(Stored records)
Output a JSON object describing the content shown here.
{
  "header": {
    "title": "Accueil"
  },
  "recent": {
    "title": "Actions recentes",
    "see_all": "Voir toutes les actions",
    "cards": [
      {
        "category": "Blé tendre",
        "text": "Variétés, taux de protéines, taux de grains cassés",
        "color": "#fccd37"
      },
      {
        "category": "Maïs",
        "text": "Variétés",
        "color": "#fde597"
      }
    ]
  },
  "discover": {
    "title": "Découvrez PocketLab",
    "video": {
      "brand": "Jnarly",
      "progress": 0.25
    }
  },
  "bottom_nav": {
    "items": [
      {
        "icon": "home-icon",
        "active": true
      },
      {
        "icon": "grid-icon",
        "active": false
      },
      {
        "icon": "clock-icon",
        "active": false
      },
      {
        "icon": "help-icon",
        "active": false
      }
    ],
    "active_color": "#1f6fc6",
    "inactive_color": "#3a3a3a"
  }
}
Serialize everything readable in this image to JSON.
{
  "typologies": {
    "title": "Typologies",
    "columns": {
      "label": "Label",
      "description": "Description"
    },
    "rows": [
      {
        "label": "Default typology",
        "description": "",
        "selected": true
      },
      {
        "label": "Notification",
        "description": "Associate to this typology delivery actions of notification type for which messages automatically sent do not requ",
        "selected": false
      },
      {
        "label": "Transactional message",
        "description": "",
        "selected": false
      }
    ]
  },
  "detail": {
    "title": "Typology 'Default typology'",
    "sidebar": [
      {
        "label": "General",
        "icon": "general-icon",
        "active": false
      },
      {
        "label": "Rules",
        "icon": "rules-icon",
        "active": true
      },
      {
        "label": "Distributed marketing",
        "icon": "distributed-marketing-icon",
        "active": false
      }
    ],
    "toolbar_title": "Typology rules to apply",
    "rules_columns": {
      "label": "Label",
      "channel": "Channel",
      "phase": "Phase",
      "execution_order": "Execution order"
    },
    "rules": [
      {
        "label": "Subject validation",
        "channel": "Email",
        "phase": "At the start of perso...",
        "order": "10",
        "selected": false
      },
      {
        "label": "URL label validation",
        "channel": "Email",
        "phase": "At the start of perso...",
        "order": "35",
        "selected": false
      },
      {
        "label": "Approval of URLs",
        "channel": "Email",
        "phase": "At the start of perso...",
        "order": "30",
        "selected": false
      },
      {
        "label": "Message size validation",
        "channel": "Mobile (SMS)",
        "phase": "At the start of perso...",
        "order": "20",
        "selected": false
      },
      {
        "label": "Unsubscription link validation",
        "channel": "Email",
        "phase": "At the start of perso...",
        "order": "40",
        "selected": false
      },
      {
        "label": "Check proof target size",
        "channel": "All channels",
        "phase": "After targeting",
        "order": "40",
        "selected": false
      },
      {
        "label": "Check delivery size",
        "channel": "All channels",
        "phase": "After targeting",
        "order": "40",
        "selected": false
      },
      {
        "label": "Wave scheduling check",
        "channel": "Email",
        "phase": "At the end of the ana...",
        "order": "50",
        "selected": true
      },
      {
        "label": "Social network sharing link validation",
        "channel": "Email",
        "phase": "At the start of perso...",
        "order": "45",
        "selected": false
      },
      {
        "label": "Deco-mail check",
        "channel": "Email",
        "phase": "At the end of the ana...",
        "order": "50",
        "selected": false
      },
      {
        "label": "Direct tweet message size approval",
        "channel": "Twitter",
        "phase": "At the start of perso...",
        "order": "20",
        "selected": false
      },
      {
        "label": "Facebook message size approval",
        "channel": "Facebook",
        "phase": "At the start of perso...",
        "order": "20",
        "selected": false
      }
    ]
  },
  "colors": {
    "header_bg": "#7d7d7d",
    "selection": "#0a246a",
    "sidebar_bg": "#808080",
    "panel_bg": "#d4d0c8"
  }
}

> **Requirements**
Look through the records and gather every line containing "marketing".

> **Result below**
        "label": "Distributed marketing",
        "icon": "distributed-marketing-icon",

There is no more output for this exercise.